### EXERCISE BRIEF
Scan the lines below for the string "grandson" and report how many lines contain it, giving only the number.

### RECORDS SUPPLIED
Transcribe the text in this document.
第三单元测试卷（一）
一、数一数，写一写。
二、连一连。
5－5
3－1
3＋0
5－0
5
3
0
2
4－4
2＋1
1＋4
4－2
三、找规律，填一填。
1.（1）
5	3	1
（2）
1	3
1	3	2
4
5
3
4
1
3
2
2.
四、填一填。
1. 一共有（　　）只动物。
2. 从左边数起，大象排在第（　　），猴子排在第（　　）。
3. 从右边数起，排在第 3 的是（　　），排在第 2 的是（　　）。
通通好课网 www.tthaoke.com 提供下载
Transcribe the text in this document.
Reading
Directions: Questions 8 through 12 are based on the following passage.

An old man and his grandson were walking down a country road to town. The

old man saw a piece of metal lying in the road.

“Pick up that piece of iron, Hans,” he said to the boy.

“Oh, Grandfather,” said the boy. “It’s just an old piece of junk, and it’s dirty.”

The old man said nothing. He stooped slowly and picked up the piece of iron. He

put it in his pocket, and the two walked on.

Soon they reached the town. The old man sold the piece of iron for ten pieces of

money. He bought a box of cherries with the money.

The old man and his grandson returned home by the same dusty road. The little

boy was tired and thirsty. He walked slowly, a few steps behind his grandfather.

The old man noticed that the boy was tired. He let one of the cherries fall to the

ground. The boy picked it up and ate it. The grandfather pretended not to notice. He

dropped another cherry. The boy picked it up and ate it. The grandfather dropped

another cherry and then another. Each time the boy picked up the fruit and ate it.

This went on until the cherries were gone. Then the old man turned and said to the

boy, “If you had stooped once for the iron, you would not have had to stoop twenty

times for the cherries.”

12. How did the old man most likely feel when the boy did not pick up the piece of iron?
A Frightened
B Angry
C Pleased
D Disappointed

### TASK OUTPUT
2